**Provided data:**
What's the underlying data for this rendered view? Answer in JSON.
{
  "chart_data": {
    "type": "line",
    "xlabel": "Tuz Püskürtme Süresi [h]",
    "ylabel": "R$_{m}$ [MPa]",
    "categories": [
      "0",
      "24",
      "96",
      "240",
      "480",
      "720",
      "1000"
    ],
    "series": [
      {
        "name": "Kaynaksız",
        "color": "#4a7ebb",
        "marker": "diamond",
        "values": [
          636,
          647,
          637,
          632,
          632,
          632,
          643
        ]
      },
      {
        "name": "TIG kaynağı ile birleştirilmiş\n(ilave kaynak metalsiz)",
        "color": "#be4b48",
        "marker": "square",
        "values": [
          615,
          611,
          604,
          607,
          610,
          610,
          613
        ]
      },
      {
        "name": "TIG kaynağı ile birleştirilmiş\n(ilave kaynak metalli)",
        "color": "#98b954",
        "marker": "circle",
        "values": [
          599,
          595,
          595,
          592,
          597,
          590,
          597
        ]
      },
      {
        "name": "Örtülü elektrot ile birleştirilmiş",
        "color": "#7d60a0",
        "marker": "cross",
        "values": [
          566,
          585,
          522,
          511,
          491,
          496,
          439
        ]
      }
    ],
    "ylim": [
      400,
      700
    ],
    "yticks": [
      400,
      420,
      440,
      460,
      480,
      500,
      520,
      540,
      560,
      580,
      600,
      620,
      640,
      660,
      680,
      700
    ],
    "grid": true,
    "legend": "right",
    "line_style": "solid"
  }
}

---

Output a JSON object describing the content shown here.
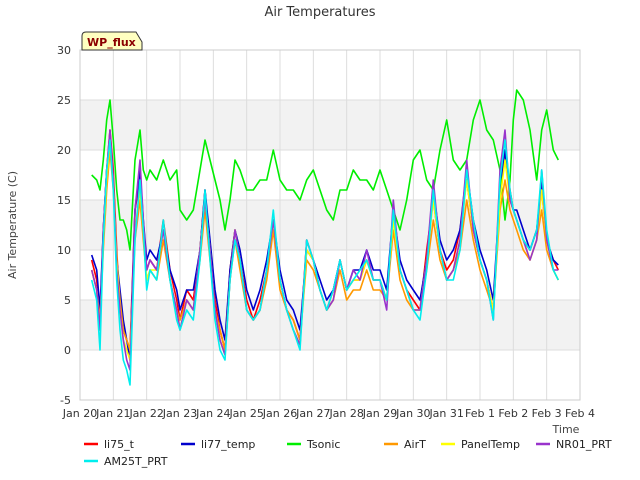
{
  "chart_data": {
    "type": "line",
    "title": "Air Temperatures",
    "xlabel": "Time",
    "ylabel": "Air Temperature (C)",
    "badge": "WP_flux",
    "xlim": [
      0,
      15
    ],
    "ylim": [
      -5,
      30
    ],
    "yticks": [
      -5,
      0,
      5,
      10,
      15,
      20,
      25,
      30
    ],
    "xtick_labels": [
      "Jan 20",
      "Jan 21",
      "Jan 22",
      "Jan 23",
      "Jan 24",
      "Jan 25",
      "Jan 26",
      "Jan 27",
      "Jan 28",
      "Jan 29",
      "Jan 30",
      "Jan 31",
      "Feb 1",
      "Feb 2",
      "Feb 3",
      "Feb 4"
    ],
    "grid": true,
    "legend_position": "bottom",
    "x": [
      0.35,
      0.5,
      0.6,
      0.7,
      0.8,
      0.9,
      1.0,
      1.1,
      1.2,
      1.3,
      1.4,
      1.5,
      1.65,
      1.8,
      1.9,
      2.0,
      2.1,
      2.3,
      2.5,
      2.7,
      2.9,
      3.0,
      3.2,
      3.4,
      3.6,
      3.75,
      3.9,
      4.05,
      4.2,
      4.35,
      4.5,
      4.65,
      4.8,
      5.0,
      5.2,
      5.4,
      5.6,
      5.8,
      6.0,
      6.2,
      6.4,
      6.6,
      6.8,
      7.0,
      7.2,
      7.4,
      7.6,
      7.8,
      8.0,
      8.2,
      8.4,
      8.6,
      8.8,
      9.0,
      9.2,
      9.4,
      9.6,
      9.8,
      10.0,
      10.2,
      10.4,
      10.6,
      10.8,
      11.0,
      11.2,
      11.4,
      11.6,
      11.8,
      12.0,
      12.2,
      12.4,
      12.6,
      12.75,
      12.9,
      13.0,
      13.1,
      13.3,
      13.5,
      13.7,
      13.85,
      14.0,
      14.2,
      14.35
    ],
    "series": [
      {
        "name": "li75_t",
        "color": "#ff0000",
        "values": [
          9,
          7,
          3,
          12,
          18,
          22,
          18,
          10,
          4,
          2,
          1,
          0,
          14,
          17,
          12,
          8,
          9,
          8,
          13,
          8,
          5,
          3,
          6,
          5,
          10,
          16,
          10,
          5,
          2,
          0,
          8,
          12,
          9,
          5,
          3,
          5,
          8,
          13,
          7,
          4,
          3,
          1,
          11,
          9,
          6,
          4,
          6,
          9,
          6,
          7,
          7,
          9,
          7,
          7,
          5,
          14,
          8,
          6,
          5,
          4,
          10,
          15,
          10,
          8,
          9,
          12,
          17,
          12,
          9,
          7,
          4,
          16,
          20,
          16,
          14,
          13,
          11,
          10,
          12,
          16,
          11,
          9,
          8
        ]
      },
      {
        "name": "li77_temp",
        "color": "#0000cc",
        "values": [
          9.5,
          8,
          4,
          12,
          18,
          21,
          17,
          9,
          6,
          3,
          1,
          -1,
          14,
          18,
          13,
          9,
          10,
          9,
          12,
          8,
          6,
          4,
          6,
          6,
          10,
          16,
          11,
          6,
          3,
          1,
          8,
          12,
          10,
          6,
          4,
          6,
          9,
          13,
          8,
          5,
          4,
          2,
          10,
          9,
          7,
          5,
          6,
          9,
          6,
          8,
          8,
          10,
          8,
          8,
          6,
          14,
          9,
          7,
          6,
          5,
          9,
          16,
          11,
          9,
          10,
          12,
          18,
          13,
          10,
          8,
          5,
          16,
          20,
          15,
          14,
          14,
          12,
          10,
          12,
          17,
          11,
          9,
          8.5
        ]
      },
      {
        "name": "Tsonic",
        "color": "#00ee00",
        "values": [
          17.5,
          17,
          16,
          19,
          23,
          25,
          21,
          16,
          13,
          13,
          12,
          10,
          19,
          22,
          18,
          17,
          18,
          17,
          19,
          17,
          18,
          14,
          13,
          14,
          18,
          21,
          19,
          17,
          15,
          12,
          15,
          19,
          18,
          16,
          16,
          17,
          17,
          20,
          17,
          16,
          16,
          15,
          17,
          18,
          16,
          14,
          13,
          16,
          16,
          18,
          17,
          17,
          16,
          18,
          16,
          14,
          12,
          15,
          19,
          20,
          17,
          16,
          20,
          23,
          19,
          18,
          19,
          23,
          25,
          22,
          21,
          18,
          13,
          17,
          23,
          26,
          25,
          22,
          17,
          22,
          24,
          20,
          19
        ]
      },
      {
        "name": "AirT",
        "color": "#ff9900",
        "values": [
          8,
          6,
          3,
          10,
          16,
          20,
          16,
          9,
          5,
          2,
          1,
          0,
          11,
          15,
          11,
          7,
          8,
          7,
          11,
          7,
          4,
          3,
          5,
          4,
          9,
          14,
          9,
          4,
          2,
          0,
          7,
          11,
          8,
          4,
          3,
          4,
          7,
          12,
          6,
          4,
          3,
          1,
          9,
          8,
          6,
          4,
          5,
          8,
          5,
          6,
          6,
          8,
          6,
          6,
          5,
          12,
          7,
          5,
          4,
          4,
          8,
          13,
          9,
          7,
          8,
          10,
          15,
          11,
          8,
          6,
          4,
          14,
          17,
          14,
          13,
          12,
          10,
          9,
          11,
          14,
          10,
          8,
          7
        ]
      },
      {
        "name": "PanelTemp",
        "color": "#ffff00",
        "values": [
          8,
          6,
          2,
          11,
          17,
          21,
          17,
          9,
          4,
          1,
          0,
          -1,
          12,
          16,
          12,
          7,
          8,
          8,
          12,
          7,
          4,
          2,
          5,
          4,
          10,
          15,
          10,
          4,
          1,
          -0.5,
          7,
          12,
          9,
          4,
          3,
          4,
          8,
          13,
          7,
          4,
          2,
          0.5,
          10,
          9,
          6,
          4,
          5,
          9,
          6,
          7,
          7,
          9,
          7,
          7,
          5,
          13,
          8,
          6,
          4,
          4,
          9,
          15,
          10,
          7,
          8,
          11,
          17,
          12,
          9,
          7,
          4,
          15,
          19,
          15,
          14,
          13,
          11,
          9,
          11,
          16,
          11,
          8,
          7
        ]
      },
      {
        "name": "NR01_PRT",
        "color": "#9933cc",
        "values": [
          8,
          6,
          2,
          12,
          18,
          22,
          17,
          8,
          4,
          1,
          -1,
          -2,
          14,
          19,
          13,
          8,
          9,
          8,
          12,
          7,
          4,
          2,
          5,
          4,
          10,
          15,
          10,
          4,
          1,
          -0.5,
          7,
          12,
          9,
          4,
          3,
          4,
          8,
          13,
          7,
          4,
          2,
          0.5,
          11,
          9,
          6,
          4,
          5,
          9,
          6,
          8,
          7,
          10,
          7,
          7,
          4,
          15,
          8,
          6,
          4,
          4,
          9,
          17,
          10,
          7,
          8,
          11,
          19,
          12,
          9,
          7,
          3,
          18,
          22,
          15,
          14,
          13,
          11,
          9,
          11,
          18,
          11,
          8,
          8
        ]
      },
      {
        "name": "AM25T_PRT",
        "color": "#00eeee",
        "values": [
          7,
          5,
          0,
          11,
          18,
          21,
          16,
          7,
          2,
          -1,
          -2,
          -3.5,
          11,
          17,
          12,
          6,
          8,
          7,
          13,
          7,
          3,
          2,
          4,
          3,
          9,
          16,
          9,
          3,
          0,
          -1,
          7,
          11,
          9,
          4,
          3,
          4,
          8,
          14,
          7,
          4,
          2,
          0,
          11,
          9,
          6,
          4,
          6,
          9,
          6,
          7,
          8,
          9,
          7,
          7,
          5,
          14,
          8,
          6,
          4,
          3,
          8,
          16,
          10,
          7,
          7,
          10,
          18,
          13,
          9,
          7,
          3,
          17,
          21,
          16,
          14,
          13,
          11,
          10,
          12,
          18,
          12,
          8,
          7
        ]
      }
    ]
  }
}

...

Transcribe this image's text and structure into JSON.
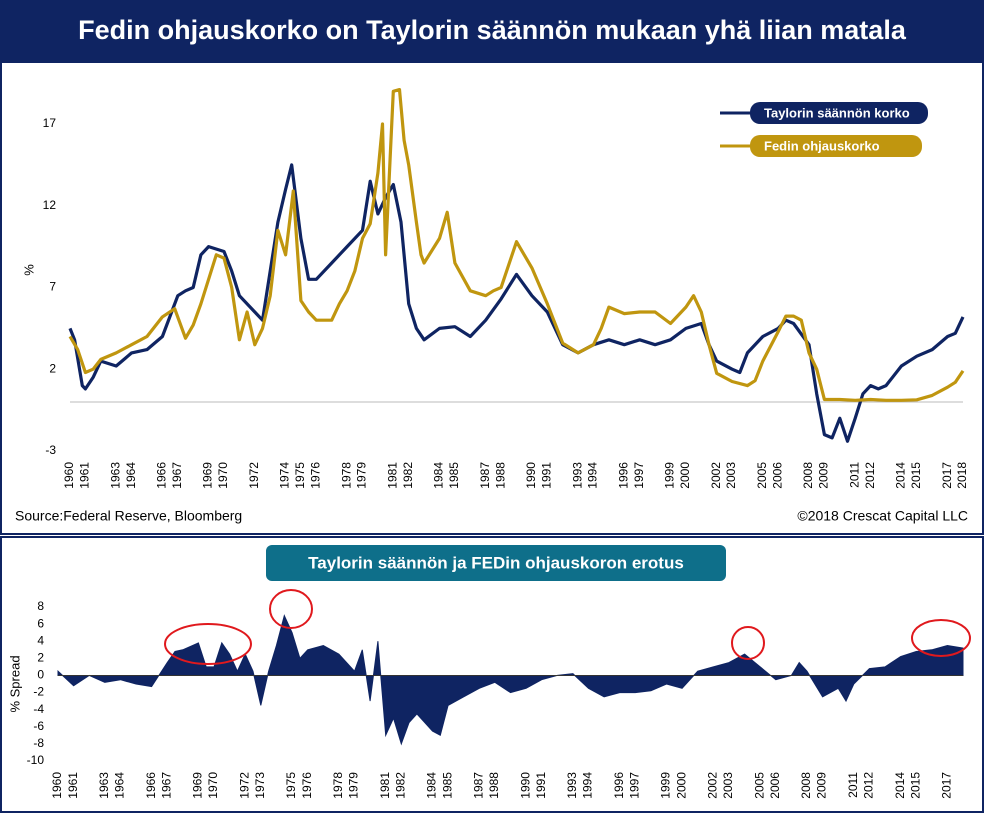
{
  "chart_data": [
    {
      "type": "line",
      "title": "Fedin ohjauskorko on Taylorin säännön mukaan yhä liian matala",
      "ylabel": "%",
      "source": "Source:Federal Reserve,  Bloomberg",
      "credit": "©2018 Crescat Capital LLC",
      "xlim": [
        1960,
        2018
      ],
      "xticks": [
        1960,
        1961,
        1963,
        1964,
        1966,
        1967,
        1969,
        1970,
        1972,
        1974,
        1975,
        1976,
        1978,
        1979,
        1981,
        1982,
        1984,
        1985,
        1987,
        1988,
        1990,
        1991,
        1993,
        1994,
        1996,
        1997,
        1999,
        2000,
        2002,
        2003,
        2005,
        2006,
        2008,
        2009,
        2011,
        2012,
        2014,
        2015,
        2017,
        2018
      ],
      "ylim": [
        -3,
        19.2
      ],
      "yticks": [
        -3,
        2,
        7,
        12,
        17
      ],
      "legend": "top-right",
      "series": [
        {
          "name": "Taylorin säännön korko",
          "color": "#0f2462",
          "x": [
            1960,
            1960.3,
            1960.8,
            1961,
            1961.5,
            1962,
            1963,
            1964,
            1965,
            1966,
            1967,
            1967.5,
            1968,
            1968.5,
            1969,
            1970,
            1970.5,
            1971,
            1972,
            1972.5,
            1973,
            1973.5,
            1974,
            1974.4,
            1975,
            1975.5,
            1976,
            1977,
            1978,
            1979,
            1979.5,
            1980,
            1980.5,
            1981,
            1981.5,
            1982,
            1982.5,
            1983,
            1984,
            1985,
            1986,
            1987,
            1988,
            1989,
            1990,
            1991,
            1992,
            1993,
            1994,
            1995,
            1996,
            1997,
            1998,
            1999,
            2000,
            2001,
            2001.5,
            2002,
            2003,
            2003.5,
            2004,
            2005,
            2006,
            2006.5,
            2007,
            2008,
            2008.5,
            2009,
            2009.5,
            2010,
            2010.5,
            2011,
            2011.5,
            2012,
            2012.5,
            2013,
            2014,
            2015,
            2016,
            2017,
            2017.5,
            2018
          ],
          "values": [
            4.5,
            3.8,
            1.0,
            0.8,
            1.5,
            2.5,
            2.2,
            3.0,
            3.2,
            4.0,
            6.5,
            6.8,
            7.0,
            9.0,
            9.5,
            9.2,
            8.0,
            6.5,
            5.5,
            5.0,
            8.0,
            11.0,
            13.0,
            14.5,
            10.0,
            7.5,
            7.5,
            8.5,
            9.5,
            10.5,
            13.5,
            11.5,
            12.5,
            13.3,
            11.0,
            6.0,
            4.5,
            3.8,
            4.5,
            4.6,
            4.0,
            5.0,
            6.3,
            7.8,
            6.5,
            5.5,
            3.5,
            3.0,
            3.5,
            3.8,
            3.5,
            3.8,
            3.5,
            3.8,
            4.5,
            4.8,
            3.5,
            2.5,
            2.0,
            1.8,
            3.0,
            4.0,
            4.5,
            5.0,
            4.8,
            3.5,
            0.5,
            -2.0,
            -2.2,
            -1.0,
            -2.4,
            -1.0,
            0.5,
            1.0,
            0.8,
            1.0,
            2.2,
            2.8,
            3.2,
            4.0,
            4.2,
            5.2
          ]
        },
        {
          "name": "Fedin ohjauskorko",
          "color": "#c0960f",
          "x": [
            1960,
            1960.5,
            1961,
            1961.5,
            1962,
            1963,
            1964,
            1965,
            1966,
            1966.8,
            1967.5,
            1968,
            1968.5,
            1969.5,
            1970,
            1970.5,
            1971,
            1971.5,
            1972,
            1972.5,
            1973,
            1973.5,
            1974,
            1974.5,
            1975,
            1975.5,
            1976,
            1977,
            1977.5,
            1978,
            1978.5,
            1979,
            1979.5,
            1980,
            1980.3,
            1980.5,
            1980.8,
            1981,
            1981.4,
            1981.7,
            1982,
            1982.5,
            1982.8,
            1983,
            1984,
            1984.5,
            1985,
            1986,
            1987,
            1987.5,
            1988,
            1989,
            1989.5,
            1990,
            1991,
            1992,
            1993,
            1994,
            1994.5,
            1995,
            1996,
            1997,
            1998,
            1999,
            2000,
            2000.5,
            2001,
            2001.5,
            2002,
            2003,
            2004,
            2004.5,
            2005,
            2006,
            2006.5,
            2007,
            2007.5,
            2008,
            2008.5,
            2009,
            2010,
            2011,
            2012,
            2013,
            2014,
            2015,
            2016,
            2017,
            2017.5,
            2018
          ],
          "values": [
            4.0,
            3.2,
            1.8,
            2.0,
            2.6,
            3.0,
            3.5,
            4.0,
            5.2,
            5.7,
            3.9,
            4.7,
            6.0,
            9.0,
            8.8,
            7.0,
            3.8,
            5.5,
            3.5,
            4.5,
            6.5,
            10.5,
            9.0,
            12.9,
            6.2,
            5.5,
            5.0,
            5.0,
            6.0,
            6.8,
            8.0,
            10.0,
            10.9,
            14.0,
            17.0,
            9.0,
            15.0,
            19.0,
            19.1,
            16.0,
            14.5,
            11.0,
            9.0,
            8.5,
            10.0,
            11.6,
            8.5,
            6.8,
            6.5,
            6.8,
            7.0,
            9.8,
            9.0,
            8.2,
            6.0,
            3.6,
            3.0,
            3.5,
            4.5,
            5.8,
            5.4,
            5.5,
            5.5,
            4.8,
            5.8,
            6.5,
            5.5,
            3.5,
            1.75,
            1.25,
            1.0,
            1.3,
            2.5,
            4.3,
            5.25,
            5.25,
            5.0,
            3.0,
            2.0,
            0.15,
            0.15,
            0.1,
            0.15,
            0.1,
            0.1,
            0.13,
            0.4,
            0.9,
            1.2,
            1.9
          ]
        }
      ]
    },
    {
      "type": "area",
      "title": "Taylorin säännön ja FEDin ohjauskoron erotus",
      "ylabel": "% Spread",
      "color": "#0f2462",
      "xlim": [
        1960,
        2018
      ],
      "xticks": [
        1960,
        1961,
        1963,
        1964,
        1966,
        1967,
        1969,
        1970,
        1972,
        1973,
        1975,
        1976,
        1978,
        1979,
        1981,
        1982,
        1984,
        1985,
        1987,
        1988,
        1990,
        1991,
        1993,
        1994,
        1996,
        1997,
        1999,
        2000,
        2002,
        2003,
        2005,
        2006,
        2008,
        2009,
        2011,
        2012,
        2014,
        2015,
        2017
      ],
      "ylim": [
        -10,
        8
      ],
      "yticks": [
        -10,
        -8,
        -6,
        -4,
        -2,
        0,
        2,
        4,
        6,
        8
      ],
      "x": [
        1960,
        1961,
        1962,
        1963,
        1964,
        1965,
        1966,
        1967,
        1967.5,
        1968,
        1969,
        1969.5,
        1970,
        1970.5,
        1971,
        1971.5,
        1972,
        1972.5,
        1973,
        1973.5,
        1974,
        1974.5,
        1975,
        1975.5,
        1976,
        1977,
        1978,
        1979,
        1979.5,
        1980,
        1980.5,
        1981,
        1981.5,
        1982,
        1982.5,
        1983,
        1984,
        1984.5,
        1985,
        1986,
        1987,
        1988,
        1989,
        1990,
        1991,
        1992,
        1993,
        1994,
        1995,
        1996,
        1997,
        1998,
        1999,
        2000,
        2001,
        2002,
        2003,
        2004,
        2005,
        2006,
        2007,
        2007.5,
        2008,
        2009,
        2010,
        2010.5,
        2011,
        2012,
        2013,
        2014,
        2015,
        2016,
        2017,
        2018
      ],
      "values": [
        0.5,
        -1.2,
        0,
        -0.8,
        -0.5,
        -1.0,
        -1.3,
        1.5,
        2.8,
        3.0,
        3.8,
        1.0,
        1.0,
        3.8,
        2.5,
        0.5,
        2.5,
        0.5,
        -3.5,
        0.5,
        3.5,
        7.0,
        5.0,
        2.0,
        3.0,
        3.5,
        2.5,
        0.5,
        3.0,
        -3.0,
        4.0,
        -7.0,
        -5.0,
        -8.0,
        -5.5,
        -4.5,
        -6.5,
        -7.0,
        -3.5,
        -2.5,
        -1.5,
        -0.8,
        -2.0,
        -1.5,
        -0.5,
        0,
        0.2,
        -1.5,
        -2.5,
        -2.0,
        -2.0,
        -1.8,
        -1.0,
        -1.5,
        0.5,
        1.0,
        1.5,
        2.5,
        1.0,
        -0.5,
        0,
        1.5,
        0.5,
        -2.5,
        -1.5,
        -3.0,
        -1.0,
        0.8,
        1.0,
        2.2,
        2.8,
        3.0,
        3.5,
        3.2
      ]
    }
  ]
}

**Short task:**
Which lines above hold the word "ylabel"? Copy each of them.

**Solution to the exercise:**
    "ylabel": "R$_{m}$ [MPa]",
    "ylabel": "Air Temperature (C)",
      "ylabel": "%",
      "ylabel": "% Spread",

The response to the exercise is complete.